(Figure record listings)
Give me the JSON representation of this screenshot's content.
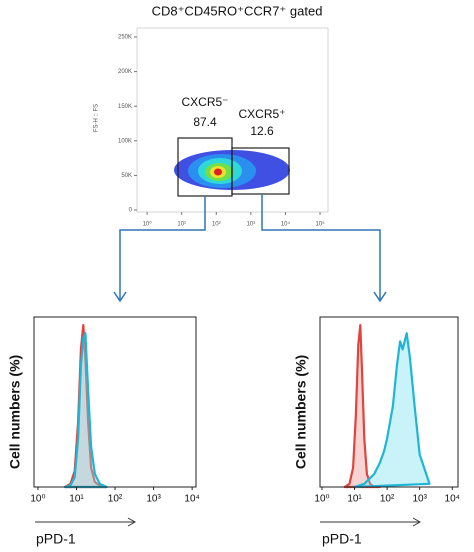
{
  "title": "CD8⁺CD45RO⁺CCR7⁺ gated",
  "chart_data": [
    {
      "type": "density",
      "ylabel": "FS-H :: FS",
      "log_x": true,
      "xlim": [
        0.51,
        170000
      ],
      "ylim": [
        -2900,
        263000
      ],
      "xticks": [
        {
          "value": 1,
          "label": "10⁰"
        },
        {
          "value": 10,
          "label": "10¹"
        },
        {
          "value": 100,
          "label": "10²"
        },
        {
          "value": 1000,
          "label": "10³"
        },
        {
          "value": 10000,
          "label": "10⁴"
        },
        {
          "value": 100000,
          "label": "10⁵"
        }
      ],
      "yticks": [
        0,
        {
          "value": 50000,
          "label": "50K"
        },
        {
          "value": 100000,
          "label": "100K"
        },
        {
          "value": 150000,
          "label": "150K"
        },
        {
          "value": 200000,
          "label": "200K"
        },
        {
          "value": 250000,
          "label": "250K"
        }
      ],
      "gates": [
        {
          "label": "CXCR5⁻",
          "value": 87.4
        },
        {
          "label": "CXCR5⁺",
          "value": 12.6
        }
      ]
    },
    {
      "type": "histogram_curve",
      "xlabel": "pPD-1",
      "ylabel": "Cell numbers (%)",
      "log_x": true,
      "xlim": [
        0.79,
        12600
      ],
      "ylim": [
        0,
        105
      ],
      "xticks": [
        {
          "value": 1,
          "label": "10⁰"
        },
        {
          "value": 10,
          "label": "10¹"
        },
        {
          "value": 100,
          "label": "10²"
        },
        {
          "value": 1000,
          "label": "10³"
        },
        {
          "value": 10000,
          "label": "10⁴"
        }
      ],
      "series": [
        {
          "color": "#e0443c",
          "x": [
            5,
            7,
            9,
            11,
            13,
            15,
            17,
            20,
            24,
            30,
            40,
            60
          ],
          "values": [
            0,
            2,
            10,
            40,
            85,
            100,
            80,
            40,
            12,
            3,
            1,
            0
          ]
        },
        {
          "color": "#1fb6d6",
          "x": [
            5,
            7,
            9,
            11,
            13,
            15,
            17,
            20,
            24,
            30,
            40,
            60
          ],
          "values": [
            0,
            1,
            6,
            30,
            75,
            92,
            95,
            60,
            25,
            8,
            2,
            0
          ]
        }
      ]
    },
    {
      "type": "histogram_curve",
      "xlabel": "pPD-1",
      "ylabel": "Cell numbers (%)",
      "log_x": true,
      "xlim": [
        0.87,
        15000
      ],
      "ylim": [
        0,
        105
      ],
      "xticks": [
        {
          "value": 1,
          "label": "10⁰"
        },
        {
          "value": 10,
          "label": "10¹"
        },
        {
          "value": 100,
          "label": "10²"
        },
        {
          "value": 1000,
          "label": "10³"
        },
        {
          "value": 10000,
          "label": "10⁴"
        }
      ],
      "series": [
        {
          "color": "#e0443c",
          "x": [
            5,
            7,
            9,
            11,
            13,
            15,
            17,
            20,
            24,
            30,
            40,
            60
          ],
          "values": [
            0,
            2,
            12,
            45,
            88,
            100,
            70,
            30,
            8,
            2,
            0,
            0
          ]
        },
        {
          "color": "#1fb6d6",
          "x": [
            10,
            20,
            40,
            60,
            80,
            100,
            150,
            200,
            250,
            300,
            400,
            500,
            700,
            1000,
            2000
          ],
          "values": [
            0,
            2,
            8,
            15,
            22,
            30,
            50,
            75,
            90,
            85,
            95,
            80,
            50,
            20,
            2
          ]
        }
      ]
    }
  ]
}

== Task statement ==
Write the listing above out again exactly, dropping each image.

== Response below ==
Give me the JSON representation of this screenshot's content.
{
  "title": "CD8⁺CD45RO⁺CCR7⁺ gated",
  "chart_data": [
    {
      "type": "density",
      "ylabel": "FS-H :: FS",
      "log_x": true,
      "xlim": [
        0.51,
        170000
      ],
      "ylim": [
        -2900,
        263000
      ],
      "xticks": [
        {
          "value": 1,
          "label": "10⁰"
        },
        {
          "value": 10,
          "label": "10¹"
        },
        {
          "value": 100,
          "label": "10²"
        },
        {
          "value": 1000,
          "label": "10³"
        },
        {
          "value": 10000,
          "label": "10⁴"
        },
        {
          "value": 100000,
          "label": "10⁵"
        }
      ],
      "yticks": [
        0,
        {
          "value": 50000,
          "label": "50K"
        },
        {
          "value": 100000,
          "label": "100K"
        },
        {
          "value": 150000,
          "label": "150K"
        },
        {
          "value": 200000,
          "label": "200K"
        },
        {
          "value": 250000,
          "label": "250K"
        }
      ],
      "gates": [
        {
          "label": "CXCR5⁻",
          "value": 87.4
        },
        {
          "label": "CXCR5⁺",
          "value": 12.6
        }
      ]
    },
    {
      "type": "histogram_curve",
      "xlabel": "pPD-1",
      "ylabel": "Cell numbers (%)",
      "log_x": true,
      "xlim": [
        0.79,
        12600
      ],
      "ylim": [
        0,
        105
      ],
      "xticks": [
        {
          "value": 1,
          "label": "10⁰"
        },
        {
          "value": 10,
          "label": "10¹"
        },
        {
          "value": 100,
          "label": "10²"
        },
        {
          "value": 1000,
          "label": "10³"
        },
        {
          "value": 10000,
          "label": "10⁴"
        }
      ],
      "series": [
        {
          "color": "#e0443c",
          "x": [
            5,
            7,
            9,
            11,
            13,
            15,
            17,
            20,
            24,
            30,
            40,
            60
          ],
          "values": [
            0,
            2,
            10,
            40,
            85,
            100,
            80,
            40,
            12,
            3,
            1,
            0
          ]
        },
        {
          "color": "#1fb6d6",
          "x": [
            5,
            7,
            9,
            11,
            13,
            15,
            17,
            20,
            24,
            30,
            40,
            60
          ],
          "values": [
            0,
            1,
            6,
            30,
            75,
            92,
            95,
            60,
            25,
            8,
            2,
            0
          ]
        }
      ]
    },
    {
      "type": "histogram_curve",
      "xlabel": "pPD-1",
      "ylabel": "Cell numbers (%)",
      "log_x": true,
      "xlim": [
        0.87,
        15000
      ],
      "ylim": [
        0,
        105
      ],
      "xticks": [
        {
          "value": 1,
          "label": "10⁰"
        },
        {
          "value": 10,
          "label": "10¹"
        },
        {
          "value": 100,
          "label": "10²"
        },
        {
          "value": 1000,
          "label": "10³"
        },
        {
          "value": 10000,
          "label": "10⁴"
        }
      ],
      "series": [
        {
          "color": "#e0443c",
          "x": [
            5,
            7,
            9,
            11,
            13,
            15,
            17,
            20,
            24,
            30,
            40,
            60
          ],
          "values": [
            0,
            2,
            12,
            45,
            88,
            100,
            70,
            30,
            8,
            2,
            0,
            0
          ]
        },
        {
          "color": "#1fb6d6",
          "x": [
            10,
            20,
            40,
            60,
            80,
            100,
            150,
            200,
            250,
            300,
            400,
            500,
            700,
            1000,
            2000
          ],
          "values": [
            0,
            2,
            8,
            15,
            22,
            30,
            50,
            75,
            90,
            85,
            95,
            80,
            50,
            20,
            2
          ]
        }
      ]
    }
  ]
}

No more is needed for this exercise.